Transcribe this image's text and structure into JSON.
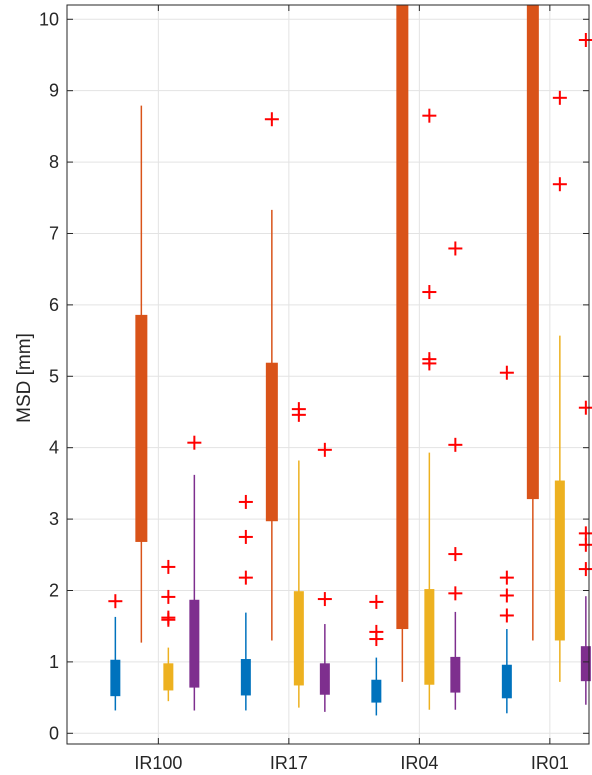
{
  "chart_data": {
    "type": "box",
    "title": "",
    "xlabel": "",
    "ylabel": "MSD [mm]",
    "ylim": [
      -0.15,
      10.2
    ],
    "yticks": [
      0,
      1,
      2,
      3,
      4,
      5,
      6,
      7,
      8,
      9,
      10
    ],
    "grid": true,
    "categories": [
      "IR100",
      "IR17",
      "IR04",
      "IR01"
    ],
    "series": [
      {
        "color": "#0072BD",
        "boxes": [
          {
            "lower_whisker": 0.32,
            "q1": 0.52,
            "q3": 1.03,
            "upper_whisker": 1.63,
            "outliers": [
              1.85
            ]
          },
          {
            "lower_whisker": 0.32,
            "q1": 0.53,
            "q3": 1.04,
            "upper_whisker": 1.69,
            "outliers": [
              3.24,
              2.75,
              2.18
            ]
          },
          {
            "lower_whisker": 0.25,
            "q1": 0.43,
            "q3": 0.75,
            "upper_whisker": 1.06,
            "outliers": [
              1.84,
              1.42,
              1.32
            ]
          },
          {
            "lower_whisker": 0.28,
            "q1": 0.49,
            "q3": 0.96,
            "upper_whisker": 1.46,
            "outliers": [
              5.05,
              2.18,
              1.93,
              1.65
            ]
          }
        ]
      },
      {
        "color": "#D95319",
        "boxes": [
          {
            "lower_whisker": 1.27,
            "q1": 2.68,
            "q3": 5.86,
            "upper_whisker": 8.79,
            "outliers": []
          },
          {
            "lower_whisker": 1.3,
            "q1": 2.97,
            "q3": 5.19,
            "upper_whisker": 7.33,
            "outliers": [
              8.6
            ]
          },
          {
            "lower_whisker": 0.72,
            "q1": 1.46,
            "q3": 10.2,
            "upper_whisker": 10.2,
            "outliers": []
          },
          {
            "lower_whisker": 1.3,
            "q1": 3.28,
            "q3": 10.2,
            "upper_whisker": 10.2,
            "outliers": []
          }
        ]
      },
      {
        "color": "#EDB120",
        "boxes": [
          {
            "lower_whisker": 0.45,
            "q1": 0.6,
            "q3": 0.98,
            "upper_whisker": 1.2,
            "outliers": [
              2.33,
              1.91,
              1.62,
              1.59
            ]
          },
          {
            "lower_whisker": 0.36,
            "q1": 0.67,
            "q3": 1.99,
            "upper_whisker": 3.82,
            "outliers": [
              4.54,
              4.46
            ]
          },
          {
            "lower_whisker": 0.33,
            "q1": 0.68,
            "q3": 2.02,
            "upper_whisker": 3.93,
            "outliers": [
              8.65,
              6.18,
              5.24,
              5.18
            ]
          },
          {
            "lower_whisker": 0.72,
            "q1": 1.3,
            "q3": 3.54,
            "upper_whisker": 5.57,
            "outliers": [
              8.9,
              7.69
            ]
          }
        ]
      },
      {
        "color": "#7E2F8E",
        "boxes": [
          {
            "lower_whisker": 0.32,
            "q1": 0.64,
            "q3": 1.87,
            "upper_whisker": 3.62,
            "outliers": [
              4.07
            ]
          },
          {
            "lower_whisker": 0.3,
            "q1": 0.54,
            "q3": 0.98,
            "upper_whisker": 1.53,
            "outliers": [
              3.97,
              1.88
            ]
          },
          {
            "lower_whisker": 0.33,
            "q1": 0.57,
            "q3": 1.07,
            "upper_whisker": 1.7,
            "outliers": [
              6.79,
              4.04,
              2.51,
              1.96
            ]
          },
          {
            "lower_whisker": 0.4,
            "q1": 0.73,
            "q3": 1.22,
            "upper_whisker": 1.92,
            "outliers": [
              9.71,
              4.56,
              2.8,
              2.64,
              2.3
            ]
          }
        ]
      }
    ]
  }
}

————

Whichever lines contain the string "color", select and copy them.

The output –
        "color": "#0072BD",
        "color": "#D95319",
        "color": "#EDB120",
        "color": "#7E2F8E",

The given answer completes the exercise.